* Start Text extract *
Example applications

In this section, we discuss the implementation of some example OpenCL applications. The examples covered here include image rotation, matrix multiplication, and image convolution.

Simple Matrix Multiplication Example

A simple serial C implementation of matrix multiplication is shown here (remember that OpenCL host programs can be written in either C or using the OpenCL C++ Wrapper API). The code iterates over three nested for loops, multiplying Matrix A by Matrix B and storing the result in Matrix C. The two outer loops are used to iterate over each element of the output matrix. The innermost loop will iterate over the individual elements of the input matrices to calculate the result of each output location.
// Iterate over the rows of Matrix A
for(int i = 0; i < heightA; i++) {
// Iterate over the columns of Matrix B
for(int j = 0; j < widthB; j++) {
C[i][j] = 0;
// Multiply and accumulate the values in the current row
// of A and column of B
for(int k = 0; k < widthA; k++) {
C[i][j] += A[i][k] * B[k][j];
}
}
}
It is straightforward to map the serial implementation to OpenCL, as the two outer for-loops work independently of each other. This means that a separate work-item can be created for each output element of the matrix. The two outer for-loops are mapped to the two-dimensional range of work-items for the kernel.
The independence of output values inherent in matrix multiplication is shown in Figure 4.1. Each work-item reads in its own row of Matrix A and its column of Matrix B. The data being read is multiplied and written at the appropriate location of the output Matrix C.
B978012387766600027X/f04-01-9780123877666.jpg is missing
Figure 4.1
Each output value in a matrix multiplication is generated independently of all others.
// widthA = heightB for valid matrix multiplication
__kernel void simpleMultiply(
__global float* outputC,
int widthA,
int heightA,
int widthB,
int heightB,
__global float* inputA,
__global float* inputB) {
//Get global position in Y direction
int row = get_global_id(1);
//Get global position in X direction
int col = get_global_id(0);
float sum = 0.0f;
//Calculate result of one element of Matrix C
for (int i = 0; i < widthA; i++) {
sum += inputA[row*widthA+i] * inputB[i*widthB+col];
}
outputC[row*widthB+col] = sum;
}
Now that we have understood the implementation of the data-parallel kernel, we need to write the OpenCL API calls that move the data to the device. The implementation steps for the rest of the matrix multiplication application are summarized in Figure 4.2. We need to create a context for the device we wish to use. Using the context, we create the command queue, which is used to send commands to the device. Once the command queue is created, we can send the input data to the device, run the parallel kernel, and read the resultant output data back from the device.
* End Text extract *
* Start Extracted data *
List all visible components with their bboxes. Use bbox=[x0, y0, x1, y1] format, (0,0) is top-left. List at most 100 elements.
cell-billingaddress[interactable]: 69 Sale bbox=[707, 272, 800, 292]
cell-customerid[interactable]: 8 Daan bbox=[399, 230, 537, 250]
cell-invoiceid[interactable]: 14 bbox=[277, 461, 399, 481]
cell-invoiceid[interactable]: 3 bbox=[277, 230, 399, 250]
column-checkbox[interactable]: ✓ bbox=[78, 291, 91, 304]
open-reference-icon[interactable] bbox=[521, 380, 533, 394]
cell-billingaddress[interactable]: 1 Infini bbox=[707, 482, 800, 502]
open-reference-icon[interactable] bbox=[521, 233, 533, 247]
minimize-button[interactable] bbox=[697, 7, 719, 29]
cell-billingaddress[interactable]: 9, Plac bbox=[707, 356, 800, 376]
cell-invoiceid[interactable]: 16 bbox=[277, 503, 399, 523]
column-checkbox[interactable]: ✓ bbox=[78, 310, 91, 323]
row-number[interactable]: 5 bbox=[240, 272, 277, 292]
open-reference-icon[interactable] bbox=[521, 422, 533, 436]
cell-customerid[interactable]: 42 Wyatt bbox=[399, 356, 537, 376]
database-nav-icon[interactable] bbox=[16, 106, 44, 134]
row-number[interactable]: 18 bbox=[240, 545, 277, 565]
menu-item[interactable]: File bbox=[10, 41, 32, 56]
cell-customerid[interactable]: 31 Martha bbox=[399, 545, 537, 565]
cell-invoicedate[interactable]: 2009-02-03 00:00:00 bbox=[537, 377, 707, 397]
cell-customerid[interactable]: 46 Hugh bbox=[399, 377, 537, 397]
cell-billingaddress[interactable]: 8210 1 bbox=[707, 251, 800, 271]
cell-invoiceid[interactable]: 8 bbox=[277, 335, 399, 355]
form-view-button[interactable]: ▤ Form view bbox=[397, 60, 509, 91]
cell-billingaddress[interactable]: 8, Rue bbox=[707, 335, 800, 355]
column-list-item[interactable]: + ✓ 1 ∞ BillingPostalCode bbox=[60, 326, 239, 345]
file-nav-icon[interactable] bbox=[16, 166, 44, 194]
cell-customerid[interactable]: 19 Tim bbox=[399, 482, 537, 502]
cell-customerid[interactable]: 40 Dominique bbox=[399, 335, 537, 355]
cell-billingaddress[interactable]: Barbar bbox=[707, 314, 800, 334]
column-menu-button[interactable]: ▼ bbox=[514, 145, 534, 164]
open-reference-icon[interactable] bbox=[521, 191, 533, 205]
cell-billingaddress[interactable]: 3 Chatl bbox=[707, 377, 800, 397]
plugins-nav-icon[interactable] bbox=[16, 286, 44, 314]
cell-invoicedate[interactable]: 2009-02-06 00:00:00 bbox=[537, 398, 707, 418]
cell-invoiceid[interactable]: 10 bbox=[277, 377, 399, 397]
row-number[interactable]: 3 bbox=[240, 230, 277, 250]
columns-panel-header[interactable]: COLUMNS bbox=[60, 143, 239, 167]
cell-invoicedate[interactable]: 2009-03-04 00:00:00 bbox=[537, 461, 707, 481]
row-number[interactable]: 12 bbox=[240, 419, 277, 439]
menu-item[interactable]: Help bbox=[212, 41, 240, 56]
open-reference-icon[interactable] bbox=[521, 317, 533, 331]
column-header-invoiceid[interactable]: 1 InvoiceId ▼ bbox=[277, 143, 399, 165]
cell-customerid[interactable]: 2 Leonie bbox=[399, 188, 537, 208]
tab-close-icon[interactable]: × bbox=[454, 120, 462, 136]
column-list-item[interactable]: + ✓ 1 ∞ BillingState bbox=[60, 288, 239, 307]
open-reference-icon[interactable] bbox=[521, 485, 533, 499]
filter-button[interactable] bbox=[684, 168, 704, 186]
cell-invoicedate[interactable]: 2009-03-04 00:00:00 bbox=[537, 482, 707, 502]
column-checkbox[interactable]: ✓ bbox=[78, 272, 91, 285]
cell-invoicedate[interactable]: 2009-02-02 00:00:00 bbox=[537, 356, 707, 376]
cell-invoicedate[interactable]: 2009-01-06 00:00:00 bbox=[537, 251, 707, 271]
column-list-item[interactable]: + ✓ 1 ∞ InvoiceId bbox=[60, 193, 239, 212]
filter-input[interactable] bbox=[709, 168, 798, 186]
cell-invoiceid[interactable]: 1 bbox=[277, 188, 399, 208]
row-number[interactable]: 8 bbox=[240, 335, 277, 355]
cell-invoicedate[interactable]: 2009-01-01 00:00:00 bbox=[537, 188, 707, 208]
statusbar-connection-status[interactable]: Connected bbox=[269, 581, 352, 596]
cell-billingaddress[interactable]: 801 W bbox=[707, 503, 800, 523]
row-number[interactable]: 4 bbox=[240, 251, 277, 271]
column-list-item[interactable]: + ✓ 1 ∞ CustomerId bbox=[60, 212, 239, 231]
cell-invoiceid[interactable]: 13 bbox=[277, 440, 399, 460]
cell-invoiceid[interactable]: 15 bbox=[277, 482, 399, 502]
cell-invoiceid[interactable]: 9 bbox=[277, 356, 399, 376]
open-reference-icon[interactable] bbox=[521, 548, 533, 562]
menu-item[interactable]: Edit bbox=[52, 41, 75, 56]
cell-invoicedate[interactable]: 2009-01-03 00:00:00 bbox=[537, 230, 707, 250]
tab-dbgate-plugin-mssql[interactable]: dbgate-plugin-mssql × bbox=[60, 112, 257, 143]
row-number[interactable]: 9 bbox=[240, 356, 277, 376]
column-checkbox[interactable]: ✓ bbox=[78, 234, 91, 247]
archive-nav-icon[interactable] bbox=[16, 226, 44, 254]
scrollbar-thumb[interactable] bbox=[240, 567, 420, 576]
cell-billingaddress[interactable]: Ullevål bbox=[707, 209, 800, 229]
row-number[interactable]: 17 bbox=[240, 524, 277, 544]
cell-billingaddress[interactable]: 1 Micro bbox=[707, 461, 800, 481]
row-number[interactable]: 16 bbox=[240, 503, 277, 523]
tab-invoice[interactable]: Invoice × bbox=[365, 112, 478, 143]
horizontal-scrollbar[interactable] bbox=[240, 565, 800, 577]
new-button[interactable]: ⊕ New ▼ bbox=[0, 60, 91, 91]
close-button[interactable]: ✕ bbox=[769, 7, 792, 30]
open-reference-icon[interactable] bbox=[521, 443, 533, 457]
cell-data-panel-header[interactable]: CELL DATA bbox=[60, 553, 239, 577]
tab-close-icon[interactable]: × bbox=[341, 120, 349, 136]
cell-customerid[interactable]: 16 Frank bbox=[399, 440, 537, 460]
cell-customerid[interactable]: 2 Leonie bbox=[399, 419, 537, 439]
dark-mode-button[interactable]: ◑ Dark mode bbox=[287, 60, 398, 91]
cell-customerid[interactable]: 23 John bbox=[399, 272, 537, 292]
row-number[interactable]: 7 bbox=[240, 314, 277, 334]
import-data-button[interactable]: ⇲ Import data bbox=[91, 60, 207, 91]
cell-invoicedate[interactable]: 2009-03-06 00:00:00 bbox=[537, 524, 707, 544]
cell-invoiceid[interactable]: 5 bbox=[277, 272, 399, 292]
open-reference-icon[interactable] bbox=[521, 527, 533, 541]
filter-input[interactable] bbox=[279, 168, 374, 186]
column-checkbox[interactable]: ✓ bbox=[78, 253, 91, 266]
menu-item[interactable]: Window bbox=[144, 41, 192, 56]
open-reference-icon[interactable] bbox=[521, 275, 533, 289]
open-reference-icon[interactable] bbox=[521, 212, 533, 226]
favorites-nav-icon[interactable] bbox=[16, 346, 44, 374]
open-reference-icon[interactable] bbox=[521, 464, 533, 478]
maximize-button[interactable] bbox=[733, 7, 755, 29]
* End Extracted data *
• [Goals]:
1: Answer these questions about the OpenCL matrix multiplication text, each on its own line:
(a) Which three example applications does the section cover?
(b) In the serial C version, what do the two outer loops iterate over?
(c) What is the command queue used for?
2: Summarize the OpenCL matrix multiplication text in two sentences.

• [Expected answers]:
1:
(a) Image rotation, matrix multiplication, and image convolution.
(b) Each element of the output matrix.
(c) Sending commands to the device.

2: Because the two outer loops of serial matrix multiplication work independently, each output element can get its own work-item, with those loops mapped to a two-dimensional range of work-items that each read a row of Matrix A and a column of Matrix B. The rest of the application creates a context and a command queue, sends the input data to the device, runs the kernel, and reads the output back.